◆ SET PROBLEM: Only the pictures stay out; every record is to be quoted exactly.

## BEGIN DATA RECORDS

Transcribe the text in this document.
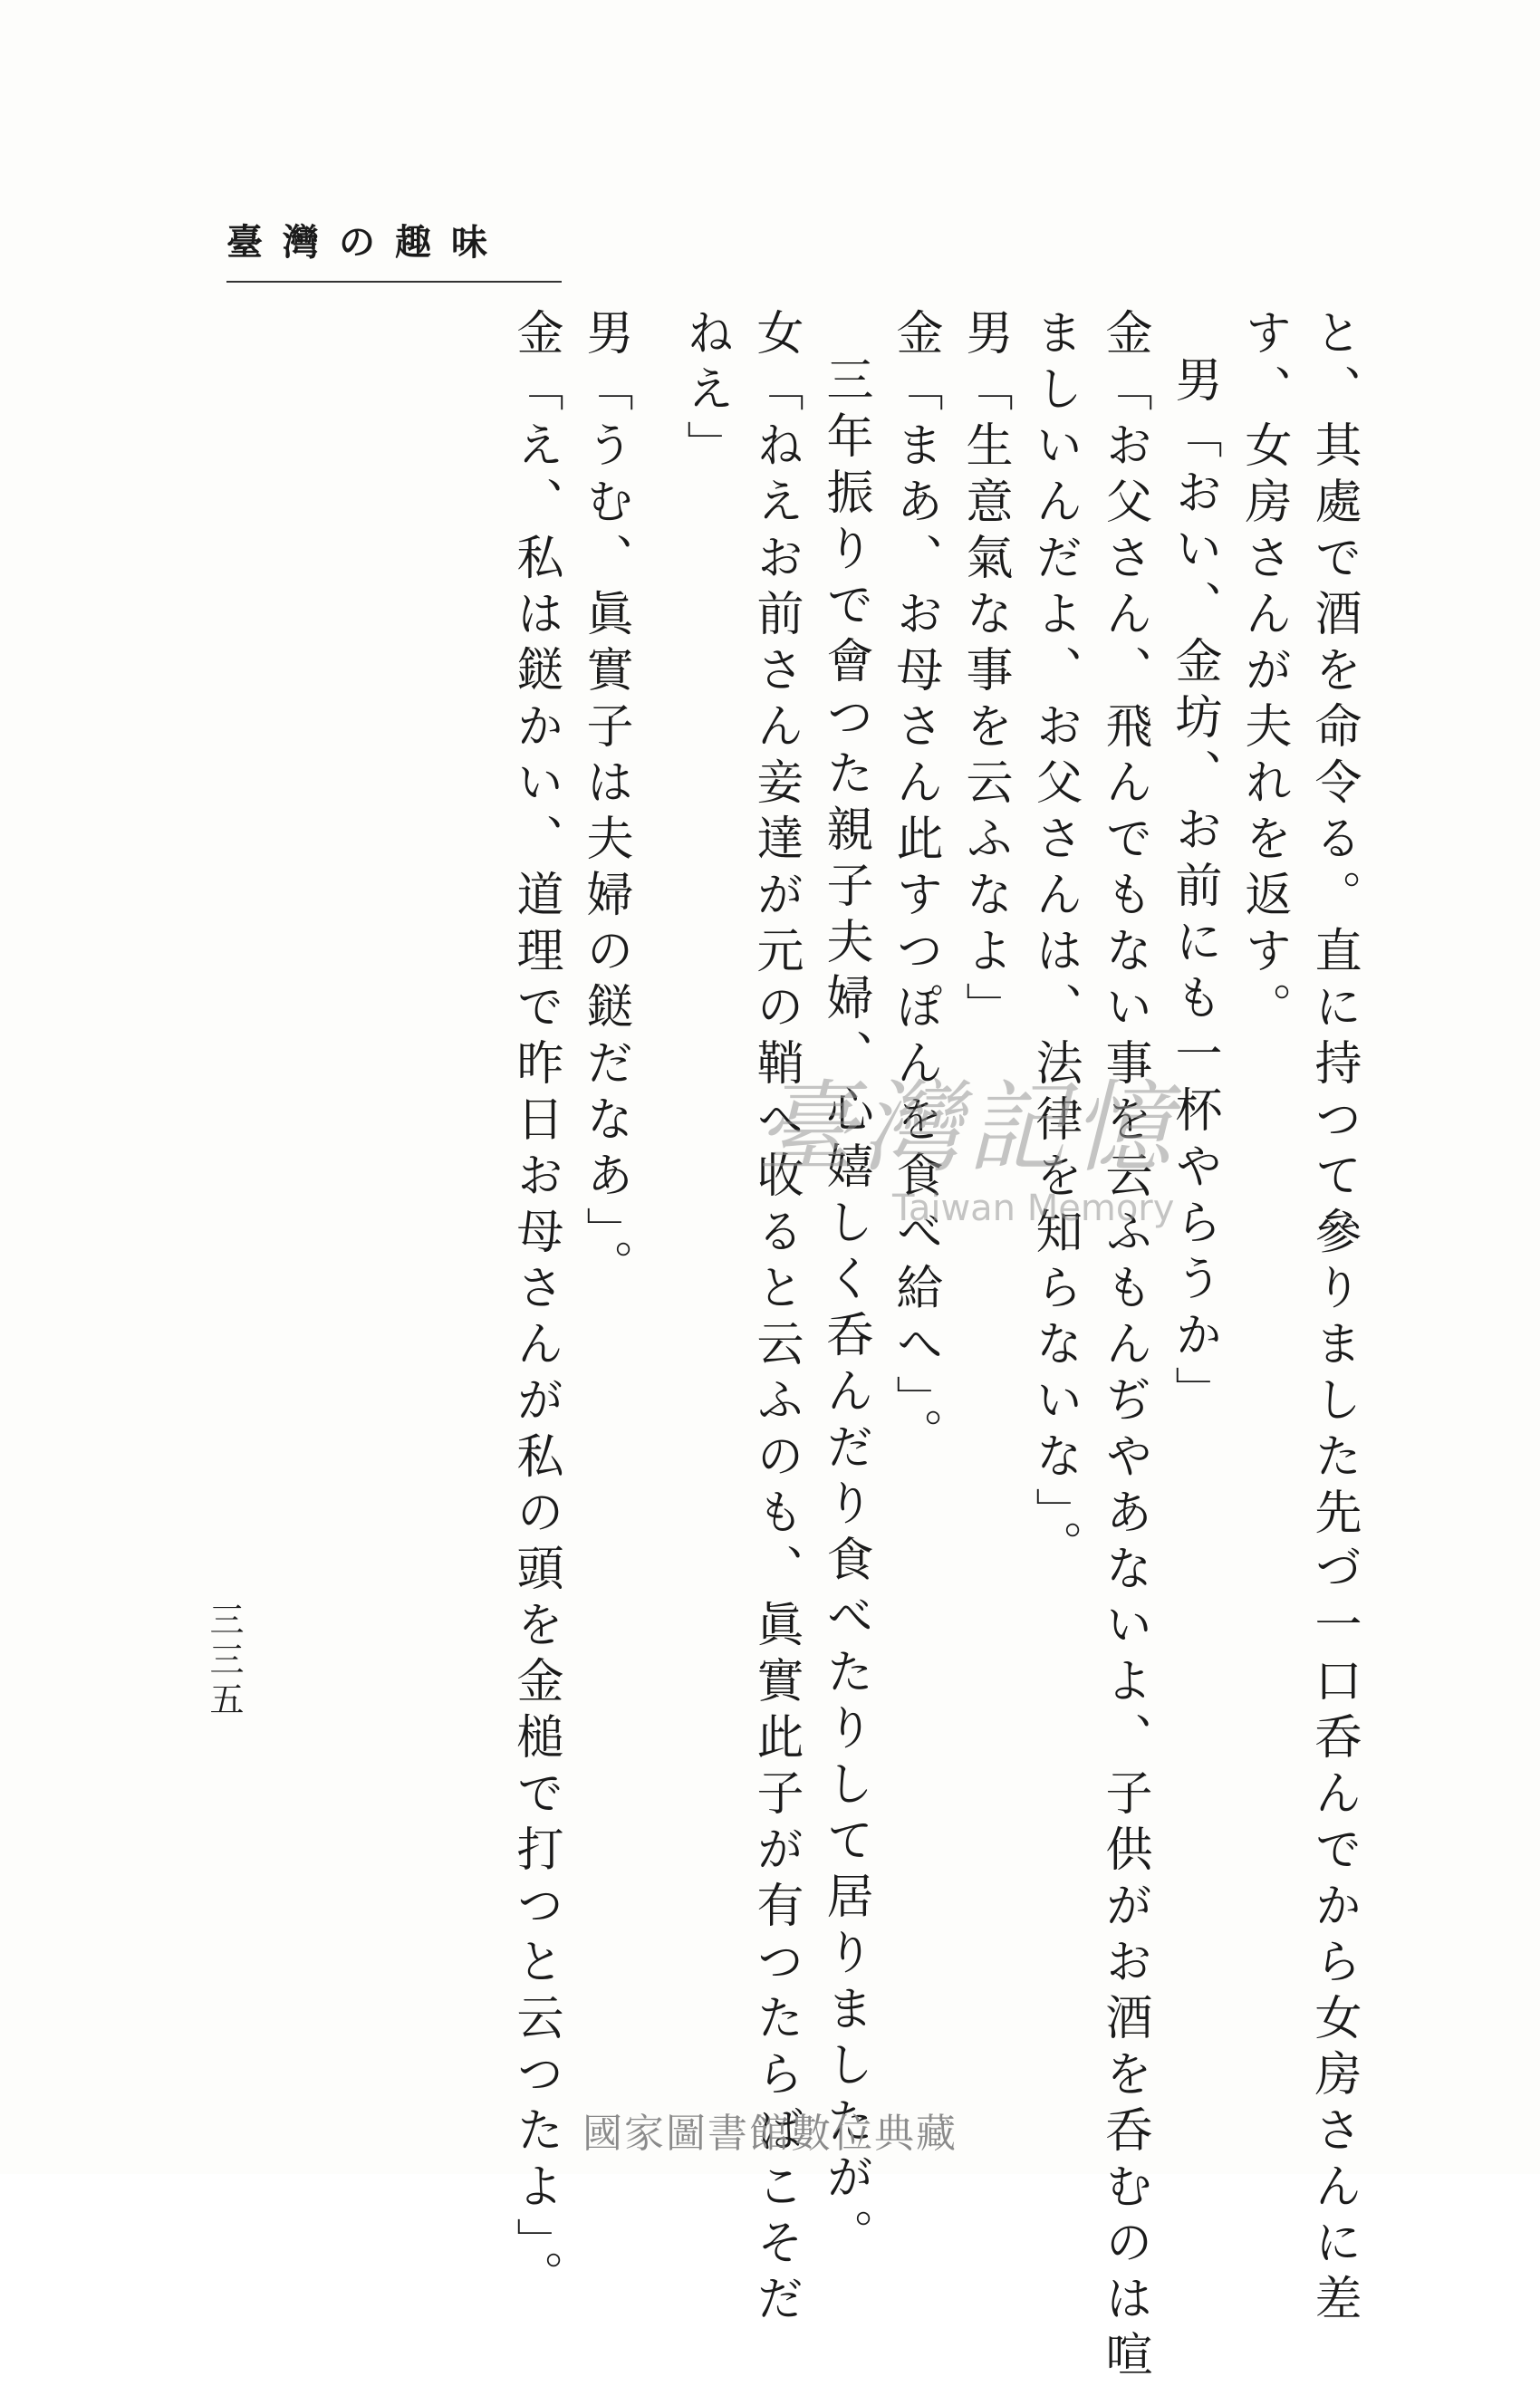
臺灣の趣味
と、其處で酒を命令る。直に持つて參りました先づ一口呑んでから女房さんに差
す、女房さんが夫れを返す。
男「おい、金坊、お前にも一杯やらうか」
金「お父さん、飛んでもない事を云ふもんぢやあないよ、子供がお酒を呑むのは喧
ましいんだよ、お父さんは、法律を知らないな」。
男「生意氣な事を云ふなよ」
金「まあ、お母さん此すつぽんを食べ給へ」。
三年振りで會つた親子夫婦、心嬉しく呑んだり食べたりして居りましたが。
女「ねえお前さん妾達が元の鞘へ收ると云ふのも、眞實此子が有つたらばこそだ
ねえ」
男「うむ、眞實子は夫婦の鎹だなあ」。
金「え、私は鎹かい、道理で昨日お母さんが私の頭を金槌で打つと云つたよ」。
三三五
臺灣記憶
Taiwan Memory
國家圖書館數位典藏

## END DATA RECORDS

◆ RESULT BELOW:
Transcribe the text in this document.
臺灣の趣味
と、其處で酒を命令る。直に持つて參りました先づ一口呑んでから女房さんに差
す、女房さんが夫れを返す。
男「おい、金坊、お前にも一杯やらうか」
金「お父さん、飛んでもない事を云ふもんぢやあないよ、子供がお酒を呑むのは喧
ましいんだよ、お父さんは、法律を知らないな」。
男「生意氣な事を云ふなよ」
金「まあ、お母さん此すつぽんを食べ給へ」。
三年振りで會つた親子夫婦、心嬉しく呑んだり食べたりして居りましたが。
女「ねえお前さん妾達が元の鞘へ收ると云ふのも、眞實此子が有つたらばこそだ
ねえ」
男「うむ、眞實子は夫婦の鎹だなあ」。
金「え、私は鎹かい、道理で昨日お母さんが私の頭を金槌で打つと云つたよ」。
三三五
臺灣記憶
Taiwan Memory
國家圖書館數位典藏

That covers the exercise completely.